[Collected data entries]

——————

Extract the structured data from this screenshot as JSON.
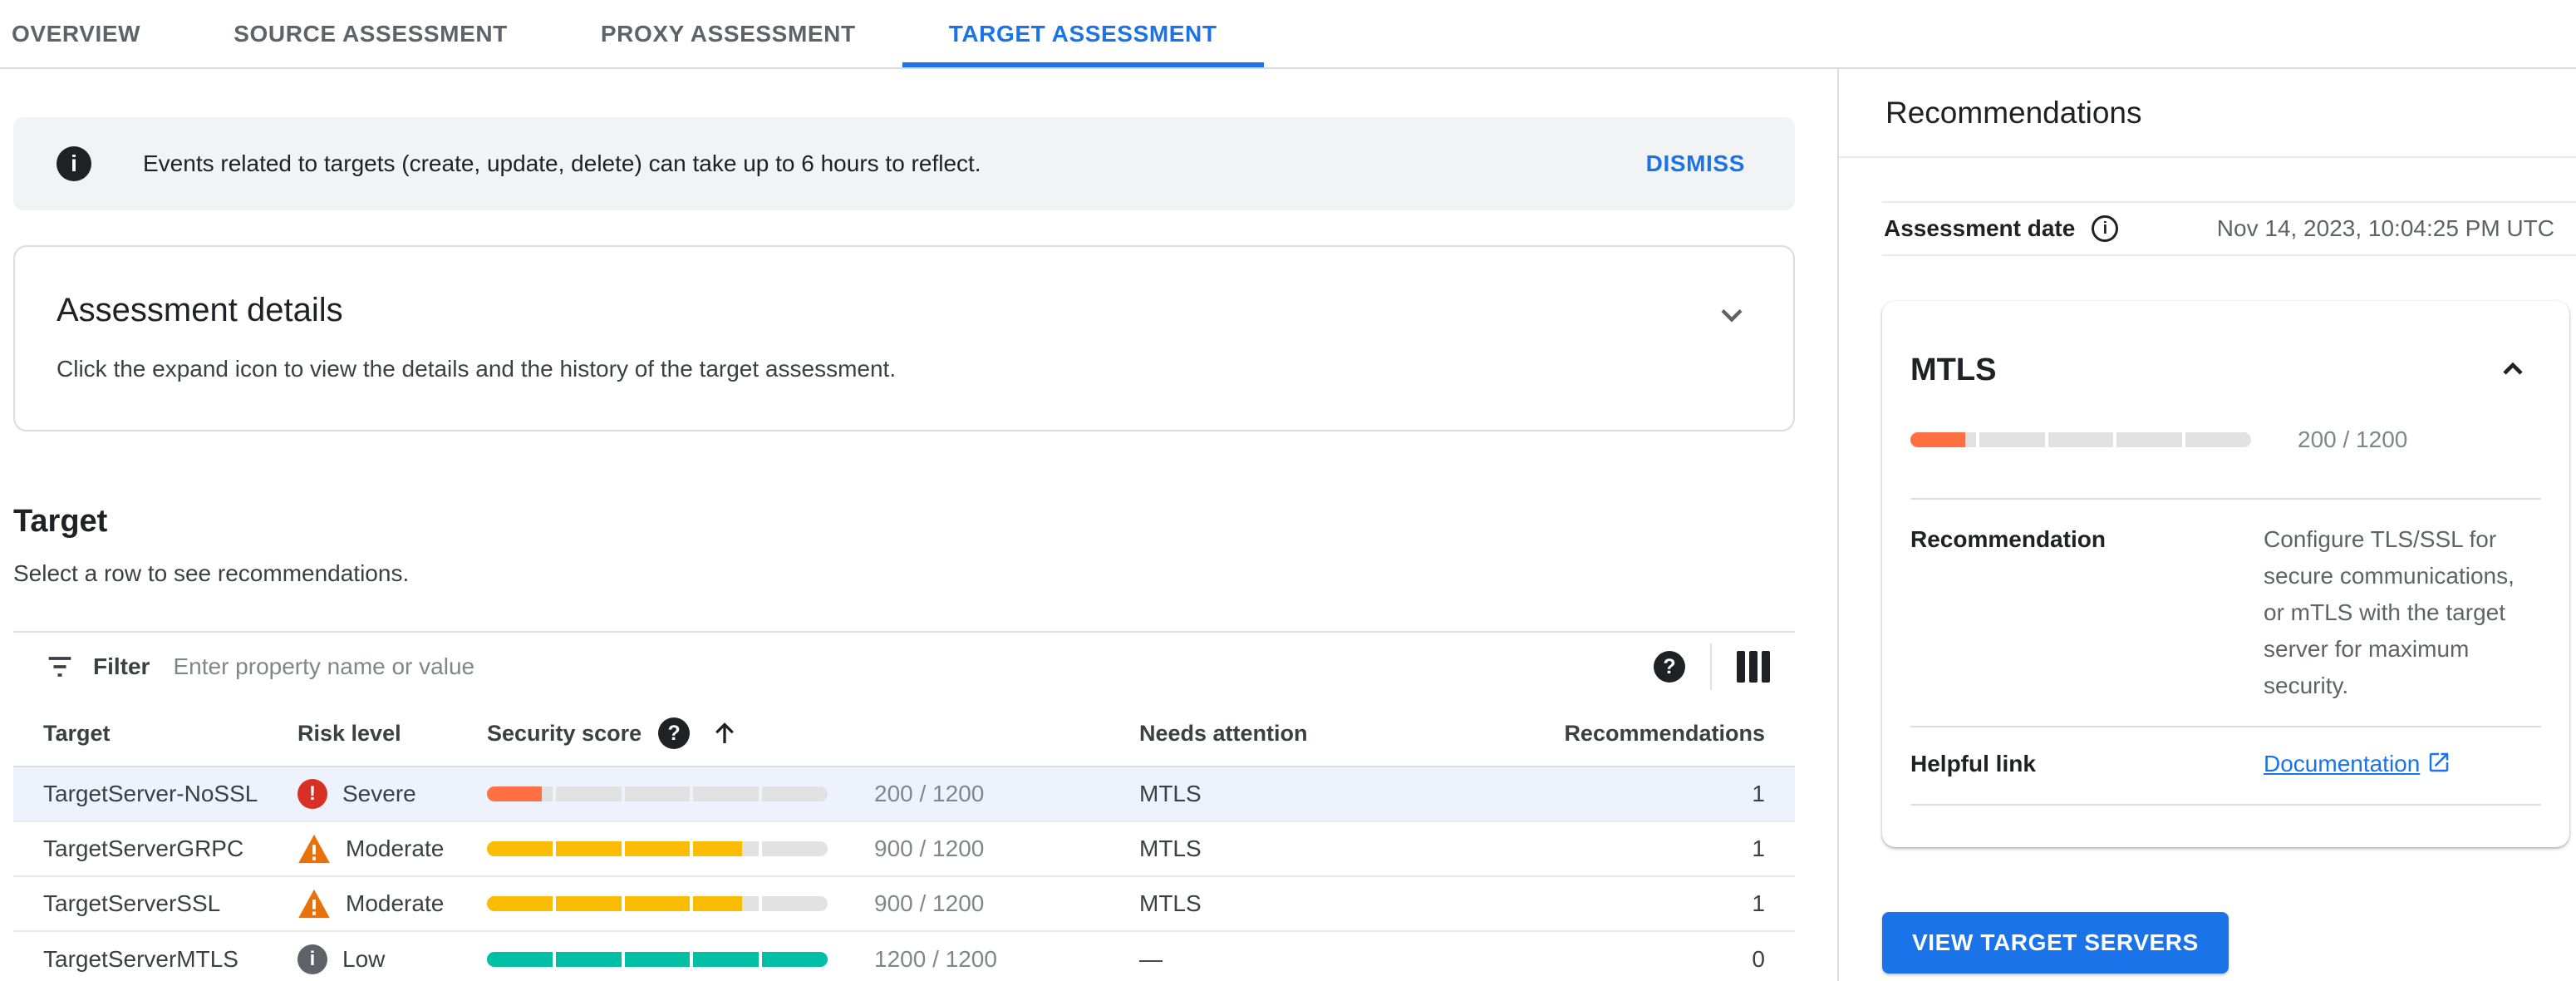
{
  "colors": {
    "accent": "#1A73E8",
    "severe": "#D93025",
    "moderate": "#E8710A",
    "low": "#5F6368"
  },
  "tabs": [
    {
      "label": "OVERVIEW"
    },
    {
      "label": "SOURCE ASSESSMENT"
    },
    {
      "label": "PROXY ASSESSMENT"
    },
    {
      "label": "TARGET ASSESSMENT"
    }
  ],
  "banner": {
    "message": "Events related to targets (create, update, delete) can take up to 6 hours to reflect.",
    "dismiss_label": "DISMISS"
  },
  "assessment_details": {
    "title": "Assessment details",
    "subtitle": "Click the expand icon to view the details and the history of the target assessment."
  },
  "target_section": {
    "title": "Target",
    "subtitle": "Select a row to see recommendations.",
    "filter": {
      "label": "Filter",
      "placeholder": "Enter property name or value"
    },
    "table": {
      "columns": {
        "target": "Target",
        "risk": "Risk level",
        "score": "Security score",
        "needs": "Needs attention",
        "recs": "Recommendations"
      },
      "rows": [
        {
          "target": "TargetServer-NoSSL",
          "risk": "Severe",
          "score": 200,
          "score_max": 1200,
          "score_text": "200 / 1200",
          "needs": "MTLS",
          "recs": "1",
          "bar_color": "#FF7043"
        },
        {
          "target": "TargetServerGRPC",
          "risk": "Moderate",
          "score": 900,
          "score_max": 1200,
          "score_text": "900 / 1200",
          "needs": "MTLS",
          "recs": "1",
          "bar_color": "#FBBC04"
        },
        {
          "target": "TargetServerSSL",
          "risk": "Moderate",
          "score": 900,
          "score_max": 1200,
          "score_text": "900 / 1200",
          "needs": "MTLS",
          "recs": "1",
          "bar_color": "#FBBC04"
        },
        {
          "target": "TargetServerMTLS",
          "risk": "Low",
          "score": 1200,
          "score_max": 1200,
          "score_text": "1200 / 1200",
          "needs": "—",
          "recs": "0",
          "bar_color": "#00BFA5"
        }
      ]
    }
  },
  "recommendations_panel": {
    "title": "Recommendations",
    "assessment_date_label": "Assessment date",
    "assessment_date": "Nov 14, 2023, 10:04:25 PM UTC",
    "card": {
      "title": "MTLS",
      "score": 200,
      "score_max": 1200,
      "score_text": "200 / 1200",
      "bar_color": "#FF7043",
      "recommendation_label": "Recommendation",
      "recommendation": "Configure TLS/SSL for secure communications, or mTLS with the target server for maximum security.",
      "helpful_link_label": "Helpful link",
      "helpful_link": "Documentation"
    },
    "view_button": "VIEW TARGET SERVERS"
  }
}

——————

▸ **Exercise description**: Transcribe the listing above verbatim. Omit the pictures.

▸ **Solution for this problem**:
Extract the structured data from this screenshot as JSON.
{
  "colors": {
    "accent": "#1A73E8",
    "severe": "#D93025",
    "moderate": "#E8710A",
    "low": "#5F6368"
  },
  "tabs": [
    {
      "label": "OVERVIEW"
    },
    {
      "label": "SOURCE ASSESSMENT"
    },
    {
      "label": "PROXY ASSESSMENT"
    },
    {
      "label": "TARGET ASSESSMENT"
    }
  ],
  "banner": {
    "message": "Events related to targets (create, update, delete) can take up to 6 hours to reflect.",
    "dismiss_label": "DISMISS"
  },
  "assessment_details": {
    "title": "Assessment details",
    "subtitle": "Click the expand icon to view the details and the history of the target assessment."
  },
  "target_section": {
    "title": "Target",
    "subtitle": "Select a row to see recommendations.",
    "filter": {
      "label": "Filter",
      "placeholder": "Enter property name or value"
    },
    "table": {
      "columns": {
        "target": "Target",
        "risk": "Risk level",
        "score": "Security score",
        "needs": "Needs attention",
        "recs": "Recommendations"
      },
      "rows": [
        {
          "target": "TargetServer-NoSSL",
          "risk": "Severe",
          "score": 200,
          "score_max": 1200,
          "score_text": "200 / 1200",
          "needs": "MTLS",
          "recs": "1",
          "bar_color": "#FF7043"
        },
        {
          "target": "TargetServerGRPC",
          "risk": "Moderate",
          "score": 900,
          "score_max": 1200,
          "score_text": "900 / 1200",
          "needs": "MTLS",
          "recs": "1",
          "bar_color": "#FBBC04"
        },
        {
          "target": "TargetServerSSL",
          "risk": "Moderate",
          "score": 900,
          "score_max": 1200,
          "score_text": "900 / 1200",
          "needs": "MTLS",
          "recs": "1",
          "bar_color": "#FBBC04"
        },
        {
          "target": "TargetServerMTLS",
          "risk": "Low",
          "score": 1200,
          "score_max": 1200,
          "score_text": "1200 / 1200",
          "needs": "—",
          "recs": "0",
          "bar_color": "#00BFA5"
        }
      ]
    }
  },
  "recommendations_panel": {
    "title": "Recommendations",
    "assessment_date_label": "Assessment date",
    "assessment_date": "Nov 14, 2023, 10:04:25 PM UTC",
    "card": {
      "title": "MTLS",
      "score": 200,
      "score_max": 1200,
      "score_text": "200 / 1200",
      "bar_color": "#FF7043",
      "recommendation_label": "Recommendation",
      "recommendation": "Configure TLS/SSL for secure communications, or mTLS with the target server for maximum security.",
      "helpful_link_label": "Helpful link",
      "helpful_link": "Documentation"
    },
    "view_button": "VIEW TARGET SERVERS"
  }
}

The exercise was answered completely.